● **What you will do**
The entries below contain pictures. Retype everything except those pictures, exactly as given.

● **Data supplied**
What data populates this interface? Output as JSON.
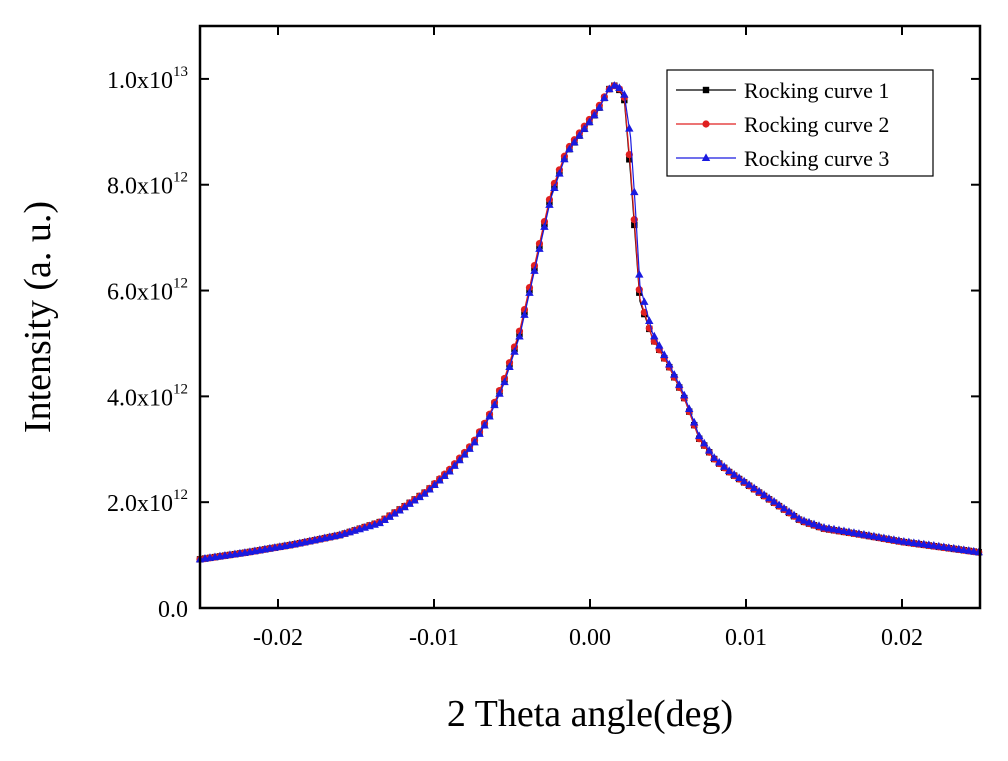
{
  "chart_data": {
    "type": "line",
    "xlabel": "2 Theta angle(deg)",
    "ylabel": "Intensity (a. u.)",
    "xlim": [
      -0.025,
      0.025
    ],
    "ylim": [
      0,
      11000000000000.0
    ],
    "x_ticks": [
      {
        "value": -0.02,
        "label": "-0.02"
      },
      {
        "value": -0.01,
        "label": "-0.01"
      },
      {
        "value": 0.0,
        "label": "0.00"
      },
      {
        "value": 0.01,
        "label": "0.01"
      },
      {
        "value": 0.02,
        "label": "0.02"
      }
    ],
    "y_ticks": [
      {
        "value": 0,
        "mant": "0.0",
        "exp": ""
      },
      {
        "value": 2000000000000.0,
        "mant": "2.0x10",
        "exp": "12"
      },
      {
        "value": 4000000000000.0,
        "mant": "4.0x10",
        "exp": "12"
      },
      {
        "value": 6000000000000.0,
        "mant": "6.0x10",
        "exp": "12"
      },
      {
        "value": 8000000000000.0,
        "mant": "8.0x10",
        "exp": "12"
      },
      {
        "value": 10000000000000.0,
        "mant": "1.0x10",
        "exp": "13"
      }
    ],
    "grid": false,
    "legend_position": "top-right",
    "series": [
      {
        "name": "Rocking curve 1",
        "color": "#000000",
        "marker": "square",
        "x": [
          -0.025,
          -0.022,
          -0.019,
          -0.016,
          -0.0135,
          -0.012,
          -0.0105,
          -0.009,
          -0.0075,
          -0.0065,
          -0.0055,
          -0.0045,
          -0.0035,
          -0.0025,
          -0.0015,
          -0.0005,
          0.0005,
          0.0012,
          0.0017,
          0.0022,
          0.0026,
          0.0029,
          0.0032,
          0.004,
          0.005,
          0.006,
          0.007,
          0.008,
          0.009,
          0.0105,
          0.012,
          0.0135,
          0.015,
          0.0175,
          0.02,
          0.0225,
          0.025
        ],
        "values": [
          920000000000.0,
          1050000000000.0,
          1200000000000.0,
          1380000000000.0,
          1620000000000.0,
          1900000000000.0,
          2200000000000.0,
          2600000000000.0,
          3100000000000.0,
          3600000000000.0,
          4300000000000.0,
          5200000000000.0,
          6500000000000.0,
          7800000000000.0,
          8600000000000.0,
          9000000000000.0,
          9400000000000.0,
          9800000000000.0,
          9900000000000.0,
          9600000000000.0,
          8200000000000.0,
          7000000000000.0,
          5800000000000.0,
          5100000000000.0,
          4600000000000.0,
          4000000000000.0,
          3200000000000.0,
          2800000000000.0,
          2550000000000.0,
          2250000000000.0,
          1950000000000.0,
          1650000000000.0,
          1500000000000.0,
          1380000000000.0,
          1250000000000.0,
          1150000000000.0,
          1050000000000.0
        ]
      },
      {
        "name": "Rocking curve 2",
        "color": "#e02020",
        "marker": "circle",
        "x": [
          -0.025,
          -0.022,
          -0.019,
          -0.016,
          -0.0135,
          -0.012,
          -0.0105,
          -0.009,
          -0.0075,
          -0.0065,
          -0.0055,
          -0.0045,
          -0.0035,
          -0.0025,
          -0.0015,
          -0.0005,
          0.0005,
          0.0012,
          0.0017,
          0.0022,
          0.0026,
          0.0029,
          0.0032,
          0.004,
          0.005,
          0.006,
          0.007,
          0.008,
          0.009,
          0.0105,
          0.012,
          0.0135,
          0.015,
          0.0175,
          0.02,
          0.0225,
          0.025
        ],
        "values": [
          920000000000.0,
          1050000000000.0,
          1200000000000.0,
          1380000000000.0,
          1620000000000.0,
          1900000000000.0,
          2200000000000.0,
          2620000000000.0,
          3120000000000.0,
          3620000000000.0,
          4320000000000.0,
          5250000000000.0,
          6550000000000.0,
          7850000000000.0,
          8650000000000.0,
          9050000000000.0,
          9450000000000.0,
          9800000000000.0,
          9900000000000.0,
          9650000000000.0,
          8300000000000.0,
          7100000000000.0,
          5850000000000.0,
          5100000000000.0,
          4600000000000.0,
          4000000000000.0,
          3200000000000.0,
          2800000000000.0,
          2550000000000.0,
          2250000000000.0,
          1950000000000.0,
          1650000000000.0,
          1500000000000.0,
          1380000000000.0,
          1250000000000.0,
          1150000000000.0,
          1050000000000.0
        ]
      },
      {
        "name": "Rocking curve 3",
        "color": "#1a1ae0",
        "marker": "triangle",
        "x": [
          -0.025,
          -0.022,
          -0.019,
          -0.016,
          -0.0135,
          -0.012,
          -0.0105,
          -0.009,
          -0.0075,
          -0.0065,
          -0.0055,
          -0.0045,
          -0.0035,
          -0.0025,
          -0.0015,
          -0.0005,
          0.0005,
          0.0012,
          0.0017,
          0.0022,
          0.0026,
          0.0029,
          0.0032,
          0.004,
          0.005,
          0.006,
          0.007,
          0.008,
          0.009,
          0.0105,
          0.012,
          0.0135,
          0.015,
          0.0175,
          0.02,
          0.0225,
          0.025
        ],
        "values": [
          920000000000.0,
          1050000000000.0,
          1200000000000.0,
          1380000000000.0,
          1600000000000.0,
          1880000000000.0,
          2180000000000.0,
          2580000000000.0,
          3080000000000.0,
          3580000000000.0,
          4250000000000.0,
          5150000000000.0,
          6450000000000.0,
          7750000000000.0,
          8600000000000.0,
          9000000000000.0,
          9400000000000.0,
          9800000000000.0,
          9900000000000.0,
          9700000000000.0,
          8900000000000.0,
          7600000000000.0,
          6100000000000.0,
          5200000000000.0,
          4650000000000.0,
          4050000000000.0,
          3250000000000.0,
          2820000000000.0,
          2570000000000.0,
          2270000000000.0,
          1970000000000.0,
          1670000000000.0,
          1520000000000.0,
          1390000000000.0,
          1260000000000.0,
          1160000000000.0,
          1050000000000.0
        ]
      }
    ]
  }
}
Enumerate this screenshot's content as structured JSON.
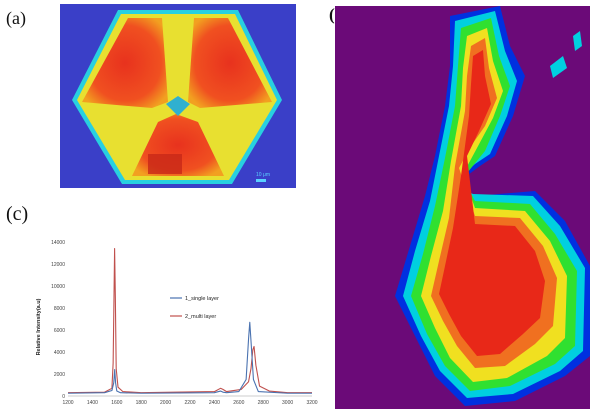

● **Solution to the problem**
What data populates this interface? Output as JSON.
{
  "chart_data": {
    "type": "line",
    "xlabel": "2 Theta angle(deg)",
    "ylabel": "Intensity (a. u.)",
    "xlim": [
      -0.025,
      0.025
    ],
    "ylim": [
      0,
      11000000000000.0
    ],
    "x_ticks": [
      {
        "value": -0.02,
        "label": "-0.02"
      },
      {
        "value": -0.01,
        "label": "-0.01"
      },
      {
        "value": 0.0,
        "label": "0.00"
      },
      {
        "value": 0.01,
        "label": "0.01"
      },
      {
        "value": 0.02,
        "label": "0.02"
      }
    ],
    "y_ticks": [
      {
        "value": 0,
        "mant": "0.0",
        "exp": ""
      },
      {
        "value": 2000000000000.0,
        "mant": "2.0x10",
        "exp": "12"
      },
      {
        "value": 4000000000000.0,
        "mant": "4.0x10",
        "exp": "12"
      },
      {
        "value": 6000000000000.0,
        "mant": "6.0x10",
        "exp": "12"
      },
      {
        "value": 8000000000000.0,
        "mant": "8.0x10",
        "exp": "12"
      },
      {
        "value": 10000000000000.0,
        "mant": "1.0x10",
        "exp": "13"
      }
    ],
    "grid": false,
    "legend_position": "top-right",
    "series": [
      {
        "name": "Rocking curve 1",
        "color": "#000000",
        "marker": "square",
        "x": [
          -0.025,
          -0.022,
          -0.019,
          -0.016,
          -0.0135,
          -0.012,
          -0.0105,
          -0.009,
          -0.0075,
          -0.0065,
          -0.0055,
          -0.0045,
          -0.0035,
          -0.0025,
          -0.0015,
          -0.0005,
          0.0005,
          0.0012,
          0.0017,
          0.0022,
          0.0026,
          0.0029,
          0.0032,
          0.004,
          0.005,
          0.006,
          0.007,
          0.008,
          0.009,
          0.0105,
          0.012,
          0.0135,
          0.015,
          0.0175,
          0.02,
          0.0225,
          0.025
        ],
        "values": [
          920000000000.0,
          1050000000000.0,
          1200000000000.0,
          1380000000000.0,
          1620000000000.0,
          1900000000000.0,
          2200000000000.0,
          2600000000000.0,
          3100000000000.0,
          3600000000000.0,
          4300000000000.0,
          5200000000000.0,
          6500000000000.0,
          7800000000000.0,
          8600000000000.0,
          9000000000000.0,
          9400000000000.0,
          9800000000000.0,
          9900000000000.0,
          9600000000000.0,
          8200000000000.0,
          7000000000000.0,
          5800000000000.0,
          5100000000000.0,
          4600000000000.0,
          4000000000000.0,
          3200000000000.0,
          2800000000000.0,
          2550000000000.0,
          2250000000000.0,
          1950000000000.0,
          1650000000000.0,
          1500000000000.0,
          1380000000000.0,
          1250000000000.0,
          1150000000000.0,
          1050000000000.0
        ]
      },
      {
        "name": "Rocking curve 2",
        "color": "#e02020",
        "marker": "circle",
        "x": [
          -0.025,
          -0.022,
          -0.019,
          -0.016,
          -0.0135,
          -0.012,
          -0.0105,
          -0.009,
          -0.0075,
          -0.0065,
          -0.0055,
          -0.0045,
          -0.0035,
          -0.0025,
          -0.0015,
          -0.0005,
          0.0005,
          0.0012,
          0.0017,
          0.0022,
          0.0026,
          0.0029,
          0.0032,
          0.004,
          0.005,
          0.006,
          0.007,
          0.008,
          0.009,
          0.0105,
          0.012,
          0.0135,
          0.015,
          0.0175,
          0.02,
          0.0225,
          0.025
        ],
        "values": [
          920000000000.0,
          1050000000000.0,
          1200000000000.0,
          1380000000000.0,
          1620000000000.0,
          1900000000000.0,
          2200000000000.0,
          2620000000000.0,
          3120000000000.0,
          3620000000000.0,
          4320000000000.0,
          5250000000000.0,
          6550000000000.0,
          7850000000000.0,
          8650000000000.0,
          9050000000000.0,
          9450000000000.0,
          9800000000000.0,
          9900000000000.0,
          9650000000000.0,
          8300000000000.0,
          7100000000000.0,
          5850000000000.0,
          5100000000000.0,
          4600000000000.0,
          4000000000000.0,
          3200000000000.0,
          2800000000000.0,
          2550000000000.0,
          2250000000000.0,
          1950000000000.0,
          1650000000000.0,
          1500000000000.0,
          1380000000000.0,
          1250000000000.0,
          1150000000000.0,
          1050000000000.0
        ]
      },
      {
        "name": "Rocking curve 3",
        "color": "#1a1ae0",
        "marker": "triangle",
        "x": [
          -0.025,
          -0.022,
          -0.019,
          -0.016,
          -0.0135,
          -0.012,
          -0.0105,
          -0.009,
          -0.0075,
          -0.0065,
          -0.0055,
          -0.0045,
          -0.0035,
          -0.0025,
          -0.0015,
          -0.0005,
          0.0005,
          0.0012,
          0.0017,
          0.0022,
          0.0026,
          0.0029,
          0.0032,
          0.004,
          0.005,
          0.006,
          0.007,
          0.008,
          0.009,
          0.0105,
          0.012,
          0.0135,
          0.015,
          0.0175,
          0.02,
          0.0225,
          0.025
        ],
        "values": [
          920000000000.0,
          1050000000000.0,
          1200000000000.0,
          1380000000000.0,
          1600000000000.0,
          1880000000000.0,
          2180000000000.0,
          2580000000000.0,
          3080000000000.0,
          3580000000000.0,
          4250000000000.0,
          5150000000000.0,
          6450000000000.0,
          7750000000000.0,
          8600000000000.0,
          9000000000000.0,
          9400000000000.0,
          9800000000000.0,
          9900000000000.0,
          9700000000000.0,
          8900000000000.0,
          7600000000000.0,
          6100000000000.0,
          5200000000000.0,
          4650000000000.0,
          4050000000000.0,
          3250000000000.0,
          2820000000000.0,
          2570000000000.0,
          2270000000000.0,
          1970000000000.0,
          1670000000000.0,
          1520000000000.0,
          1390000000000.0,
          1260000000000.0,
          1160000000000.0,
          1050000000000.0
        ]
      }
    ]
  }
}
Enumerate this screenshot's content as structured JSON.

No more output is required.